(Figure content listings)

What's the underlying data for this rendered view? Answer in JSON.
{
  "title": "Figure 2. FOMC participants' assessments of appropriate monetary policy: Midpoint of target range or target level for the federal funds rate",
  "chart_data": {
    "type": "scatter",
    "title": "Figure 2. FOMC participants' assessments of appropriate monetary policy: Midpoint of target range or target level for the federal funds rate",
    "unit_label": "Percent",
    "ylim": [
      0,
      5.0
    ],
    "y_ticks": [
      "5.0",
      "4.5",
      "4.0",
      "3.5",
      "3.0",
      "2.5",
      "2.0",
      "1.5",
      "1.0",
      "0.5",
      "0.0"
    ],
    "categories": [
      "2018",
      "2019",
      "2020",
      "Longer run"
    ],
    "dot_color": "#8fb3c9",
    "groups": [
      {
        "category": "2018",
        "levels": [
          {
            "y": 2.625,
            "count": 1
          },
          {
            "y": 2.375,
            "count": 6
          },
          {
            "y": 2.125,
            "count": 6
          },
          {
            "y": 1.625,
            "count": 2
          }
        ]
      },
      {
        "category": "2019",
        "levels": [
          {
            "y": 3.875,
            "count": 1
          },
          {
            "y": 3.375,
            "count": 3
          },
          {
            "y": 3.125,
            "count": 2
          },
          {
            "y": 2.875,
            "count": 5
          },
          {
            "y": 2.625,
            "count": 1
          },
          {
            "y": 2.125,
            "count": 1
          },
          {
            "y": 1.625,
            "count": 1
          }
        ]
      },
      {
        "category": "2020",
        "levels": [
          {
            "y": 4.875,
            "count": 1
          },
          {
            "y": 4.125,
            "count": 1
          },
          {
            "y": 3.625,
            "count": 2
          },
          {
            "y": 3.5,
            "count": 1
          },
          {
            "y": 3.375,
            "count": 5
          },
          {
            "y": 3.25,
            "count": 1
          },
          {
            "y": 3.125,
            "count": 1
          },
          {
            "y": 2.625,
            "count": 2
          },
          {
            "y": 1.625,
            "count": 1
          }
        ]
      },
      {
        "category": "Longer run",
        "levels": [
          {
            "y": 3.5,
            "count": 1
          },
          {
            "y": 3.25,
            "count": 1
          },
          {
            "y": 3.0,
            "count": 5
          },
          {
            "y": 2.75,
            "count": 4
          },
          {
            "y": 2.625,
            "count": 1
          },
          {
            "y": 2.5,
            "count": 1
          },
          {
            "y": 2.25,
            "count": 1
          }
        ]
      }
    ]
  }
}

● **Work to be completed**:
List the lines of the entries that include "participants".

● **Answer to the exercise**:
  "title": "Figure 2. FOMC participants' assessments of appropriate monetary policy: Midpoint of target range or target level for the federal funds rate",
    "title": "Figure 2. FOMC participants' assessments of appropriate monetary policy: Midpoint of target range or target level for the federal funds rate",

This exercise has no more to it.